* Your goal: Output a single figure: the number of lines in which the word "exists" appears.

== Data shown ==

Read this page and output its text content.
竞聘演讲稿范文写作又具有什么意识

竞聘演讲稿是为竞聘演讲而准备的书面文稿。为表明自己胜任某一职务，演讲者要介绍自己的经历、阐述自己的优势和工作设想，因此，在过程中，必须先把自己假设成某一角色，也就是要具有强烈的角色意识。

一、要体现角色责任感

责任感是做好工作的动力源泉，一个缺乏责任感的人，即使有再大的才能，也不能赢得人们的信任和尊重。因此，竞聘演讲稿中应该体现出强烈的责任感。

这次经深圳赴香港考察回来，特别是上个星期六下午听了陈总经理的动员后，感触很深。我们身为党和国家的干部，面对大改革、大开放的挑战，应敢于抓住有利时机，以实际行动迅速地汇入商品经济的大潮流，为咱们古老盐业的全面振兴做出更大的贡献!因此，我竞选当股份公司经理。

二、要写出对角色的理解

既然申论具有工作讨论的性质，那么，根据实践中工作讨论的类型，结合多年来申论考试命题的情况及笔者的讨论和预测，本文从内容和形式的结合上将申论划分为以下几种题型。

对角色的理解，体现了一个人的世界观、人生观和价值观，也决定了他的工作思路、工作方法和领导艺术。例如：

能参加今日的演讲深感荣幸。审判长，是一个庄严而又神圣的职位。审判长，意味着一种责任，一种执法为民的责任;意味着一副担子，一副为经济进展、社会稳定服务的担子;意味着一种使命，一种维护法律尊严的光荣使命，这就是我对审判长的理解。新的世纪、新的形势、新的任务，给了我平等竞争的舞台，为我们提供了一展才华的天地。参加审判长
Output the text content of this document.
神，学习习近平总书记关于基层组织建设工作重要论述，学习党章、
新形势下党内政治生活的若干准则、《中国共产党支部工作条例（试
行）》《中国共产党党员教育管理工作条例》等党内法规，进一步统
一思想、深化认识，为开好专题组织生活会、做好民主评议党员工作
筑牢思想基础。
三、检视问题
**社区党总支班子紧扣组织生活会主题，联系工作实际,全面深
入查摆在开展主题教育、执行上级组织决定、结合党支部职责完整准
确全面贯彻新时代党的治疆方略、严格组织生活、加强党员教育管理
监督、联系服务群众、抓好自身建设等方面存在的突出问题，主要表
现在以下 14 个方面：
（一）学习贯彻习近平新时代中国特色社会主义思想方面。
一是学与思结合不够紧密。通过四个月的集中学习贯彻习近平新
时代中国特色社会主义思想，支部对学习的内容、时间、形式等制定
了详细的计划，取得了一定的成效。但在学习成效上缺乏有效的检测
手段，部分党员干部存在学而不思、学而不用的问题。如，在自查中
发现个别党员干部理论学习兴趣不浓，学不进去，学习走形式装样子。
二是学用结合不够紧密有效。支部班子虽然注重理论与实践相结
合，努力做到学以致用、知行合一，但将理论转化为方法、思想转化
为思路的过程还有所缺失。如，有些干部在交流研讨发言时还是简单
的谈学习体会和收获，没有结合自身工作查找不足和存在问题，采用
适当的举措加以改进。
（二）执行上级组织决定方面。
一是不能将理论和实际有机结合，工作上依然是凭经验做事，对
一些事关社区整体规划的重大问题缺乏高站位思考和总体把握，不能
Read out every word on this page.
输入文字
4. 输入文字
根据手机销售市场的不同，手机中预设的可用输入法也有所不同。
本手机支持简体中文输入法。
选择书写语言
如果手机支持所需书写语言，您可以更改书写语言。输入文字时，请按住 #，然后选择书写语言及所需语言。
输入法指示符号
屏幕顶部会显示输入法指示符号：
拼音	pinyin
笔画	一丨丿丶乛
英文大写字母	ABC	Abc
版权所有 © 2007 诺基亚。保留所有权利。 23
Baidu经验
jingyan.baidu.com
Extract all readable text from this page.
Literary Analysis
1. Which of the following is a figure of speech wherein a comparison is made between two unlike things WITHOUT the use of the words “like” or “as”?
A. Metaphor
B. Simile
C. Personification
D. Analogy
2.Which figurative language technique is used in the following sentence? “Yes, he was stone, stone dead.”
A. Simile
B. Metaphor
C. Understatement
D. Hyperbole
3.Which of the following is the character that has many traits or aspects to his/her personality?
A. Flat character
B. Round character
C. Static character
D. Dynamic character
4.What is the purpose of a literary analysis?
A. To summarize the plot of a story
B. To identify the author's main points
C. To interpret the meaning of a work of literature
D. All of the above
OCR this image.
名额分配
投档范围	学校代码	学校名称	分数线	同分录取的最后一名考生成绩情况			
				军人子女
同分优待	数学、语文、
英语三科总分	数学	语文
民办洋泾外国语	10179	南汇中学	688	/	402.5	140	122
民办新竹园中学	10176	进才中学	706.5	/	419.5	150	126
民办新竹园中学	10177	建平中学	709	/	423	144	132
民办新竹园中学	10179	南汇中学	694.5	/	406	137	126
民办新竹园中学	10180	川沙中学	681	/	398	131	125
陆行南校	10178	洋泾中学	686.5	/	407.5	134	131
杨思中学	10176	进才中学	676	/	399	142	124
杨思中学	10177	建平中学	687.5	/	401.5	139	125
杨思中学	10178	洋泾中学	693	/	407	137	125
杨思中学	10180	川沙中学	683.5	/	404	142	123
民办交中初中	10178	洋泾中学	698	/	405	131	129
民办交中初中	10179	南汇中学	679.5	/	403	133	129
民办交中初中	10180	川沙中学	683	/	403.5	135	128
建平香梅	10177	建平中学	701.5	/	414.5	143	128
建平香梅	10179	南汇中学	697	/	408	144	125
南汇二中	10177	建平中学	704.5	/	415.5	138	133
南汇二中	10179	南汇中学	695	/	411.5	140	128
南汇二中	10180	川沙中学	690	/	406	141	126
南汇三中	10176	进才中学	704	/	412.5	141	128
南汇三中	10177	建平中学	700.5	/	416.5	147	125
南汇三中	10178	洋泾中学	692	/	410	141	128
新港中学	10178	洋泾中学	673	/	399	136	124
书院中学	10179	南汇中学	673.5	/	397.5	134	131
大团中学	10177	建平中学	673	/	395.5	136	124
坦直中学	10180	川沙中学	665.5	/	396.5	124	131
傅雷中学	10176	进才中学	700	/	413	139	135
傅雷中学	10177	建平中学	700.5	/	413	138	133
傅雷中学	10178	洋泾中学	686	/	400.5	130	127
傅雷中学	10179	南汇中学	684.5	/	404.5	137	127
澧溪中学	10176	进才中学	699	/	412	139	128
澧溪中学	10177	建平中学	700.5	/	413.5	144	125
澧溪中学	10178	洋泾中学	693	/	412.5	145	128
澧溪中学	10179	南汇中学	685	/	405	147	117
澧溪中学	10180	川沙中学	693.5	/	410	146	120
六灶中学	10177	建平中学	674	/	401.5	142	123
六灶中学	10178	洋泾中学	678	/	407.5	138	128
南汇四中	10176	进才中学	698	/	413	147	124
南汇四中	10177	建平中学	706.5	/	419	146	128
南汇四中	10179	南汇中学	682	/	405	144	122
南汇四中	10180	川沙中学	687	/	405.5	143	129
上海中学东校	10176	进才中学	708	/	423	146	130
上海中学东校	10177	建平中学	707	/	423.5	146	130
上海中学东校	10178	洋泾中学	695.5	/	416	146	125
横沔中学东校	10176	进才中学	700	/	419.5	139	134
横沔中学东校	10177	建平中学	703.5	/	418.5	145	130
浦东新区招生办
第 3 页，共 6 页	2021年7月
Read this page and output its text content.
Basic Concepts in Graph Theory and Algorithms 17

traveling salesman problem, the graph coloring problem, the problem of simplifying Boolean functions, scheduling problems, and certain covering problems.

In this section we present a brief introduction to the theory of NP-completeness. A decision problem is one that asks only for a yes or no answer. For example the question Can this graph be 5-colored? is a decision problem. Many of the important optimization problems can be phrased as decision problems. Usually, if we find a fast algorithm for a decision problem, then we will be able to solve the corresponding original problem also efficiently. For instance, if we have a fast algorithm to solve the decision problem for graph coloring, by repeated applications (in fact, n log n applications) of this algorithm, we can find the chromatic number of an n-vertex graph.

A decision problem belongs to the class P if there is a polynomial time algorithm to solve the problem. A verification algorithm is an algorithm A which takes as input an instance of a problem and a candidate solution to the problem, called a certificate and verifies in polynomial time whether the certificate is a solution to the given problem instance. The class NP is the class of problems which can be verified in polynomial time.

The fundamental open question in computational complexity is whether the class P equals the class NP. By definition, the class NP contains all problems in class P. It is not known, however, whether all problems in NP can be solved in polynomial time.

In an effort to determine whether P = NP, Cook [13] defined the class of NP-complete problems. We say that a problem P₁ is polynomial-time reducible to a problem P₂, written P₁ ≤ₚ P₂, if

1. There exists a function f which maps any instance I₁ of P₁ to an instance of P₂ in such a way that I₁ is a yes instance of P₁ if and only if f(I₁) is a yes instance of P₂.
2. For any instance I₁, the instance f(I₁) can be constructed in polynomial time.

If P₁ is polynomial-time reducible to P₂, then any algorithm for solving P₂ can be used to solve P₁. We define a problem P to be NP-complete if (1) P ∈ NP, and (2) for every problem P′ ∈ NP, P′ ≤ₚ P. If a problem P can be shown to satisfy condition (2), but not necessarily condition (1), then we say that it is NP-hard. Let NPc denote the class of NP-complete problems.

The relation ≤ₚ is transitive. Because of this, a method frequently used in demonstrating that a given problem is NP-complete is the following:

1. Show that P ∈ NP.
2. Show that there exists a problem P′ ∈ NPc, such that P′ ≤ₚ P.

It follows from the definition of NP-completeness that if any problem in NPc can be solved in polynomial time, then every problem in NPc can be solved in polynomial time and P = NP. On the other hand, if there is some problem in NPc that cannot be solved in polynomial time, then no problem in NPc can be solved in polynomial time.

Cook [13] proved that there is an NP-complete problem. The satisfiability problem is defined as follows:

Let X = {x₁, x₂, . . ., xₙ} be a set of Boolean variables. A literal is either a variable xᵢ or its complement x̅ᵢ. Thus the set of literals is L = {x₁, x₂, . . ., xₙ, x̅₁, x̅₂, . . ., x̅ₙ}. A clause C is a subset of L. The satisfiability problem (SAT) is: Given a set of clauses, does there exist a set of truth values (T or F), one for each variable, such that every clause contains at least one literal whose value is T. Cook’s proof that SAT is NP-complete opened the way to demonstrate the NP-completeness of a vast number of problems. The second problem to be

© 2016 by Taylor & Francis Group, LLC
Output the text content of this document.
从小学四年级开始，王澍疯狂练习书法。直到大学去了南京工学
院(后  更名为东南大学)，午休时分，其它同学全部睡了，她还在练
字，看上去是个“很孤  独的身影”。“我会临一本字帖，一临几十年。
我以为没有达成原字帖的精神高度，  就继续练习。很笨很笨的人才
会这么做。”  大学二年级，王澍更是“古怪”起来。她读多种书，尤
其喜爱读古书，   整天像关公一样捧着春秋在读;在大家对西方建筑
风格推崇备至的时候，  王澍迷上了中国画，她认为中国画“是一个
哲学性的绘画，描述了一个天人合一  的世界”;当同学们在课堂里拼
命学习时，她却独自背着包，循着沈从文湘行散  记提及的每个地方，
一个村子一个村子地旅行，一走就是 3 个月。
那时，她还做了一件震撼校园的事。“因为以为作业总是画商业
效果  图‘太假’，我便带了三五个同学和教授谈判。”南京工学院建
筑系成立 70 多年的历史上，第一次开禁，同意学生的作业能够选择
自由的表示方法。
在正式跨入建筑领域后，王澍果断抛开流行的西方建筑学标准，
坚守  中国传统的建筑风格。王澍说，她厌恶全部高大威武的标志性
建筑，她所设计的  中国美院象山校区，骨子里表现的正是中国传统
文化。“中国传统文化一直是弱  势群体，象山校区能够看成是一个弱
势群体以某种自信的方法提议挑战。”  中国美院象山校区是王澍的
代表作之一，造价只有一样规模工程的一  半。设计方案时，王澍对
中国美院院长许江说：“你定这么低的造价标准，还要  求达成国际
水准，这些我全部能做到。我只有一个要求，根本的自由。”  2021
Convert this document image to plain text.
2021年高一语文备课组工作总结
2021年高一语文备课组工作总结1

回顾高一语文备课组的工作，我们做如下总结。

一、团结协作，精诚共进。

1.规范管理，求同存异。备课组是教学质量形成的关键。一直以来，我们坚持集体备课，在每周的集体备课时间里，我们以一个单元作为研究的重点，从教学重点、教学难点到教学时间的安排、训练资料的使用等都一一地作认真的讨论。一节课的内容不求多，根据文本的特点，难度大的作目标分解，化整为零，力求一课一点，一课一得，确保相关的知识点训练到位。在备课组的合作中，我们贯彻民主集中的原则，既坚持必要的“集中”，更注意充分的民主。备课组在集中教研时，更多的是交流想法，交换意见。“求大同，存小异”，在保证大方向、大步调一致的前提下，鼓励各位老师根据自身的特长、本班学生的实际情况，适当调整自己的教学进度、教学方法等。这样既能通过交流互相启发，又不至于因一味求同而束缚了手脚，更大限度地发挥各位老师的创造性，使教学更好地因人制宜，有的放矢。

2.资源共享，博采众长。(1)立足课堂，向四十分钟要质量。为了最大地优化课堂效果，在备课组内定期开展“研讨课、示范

===

* Solution to the exercise: 2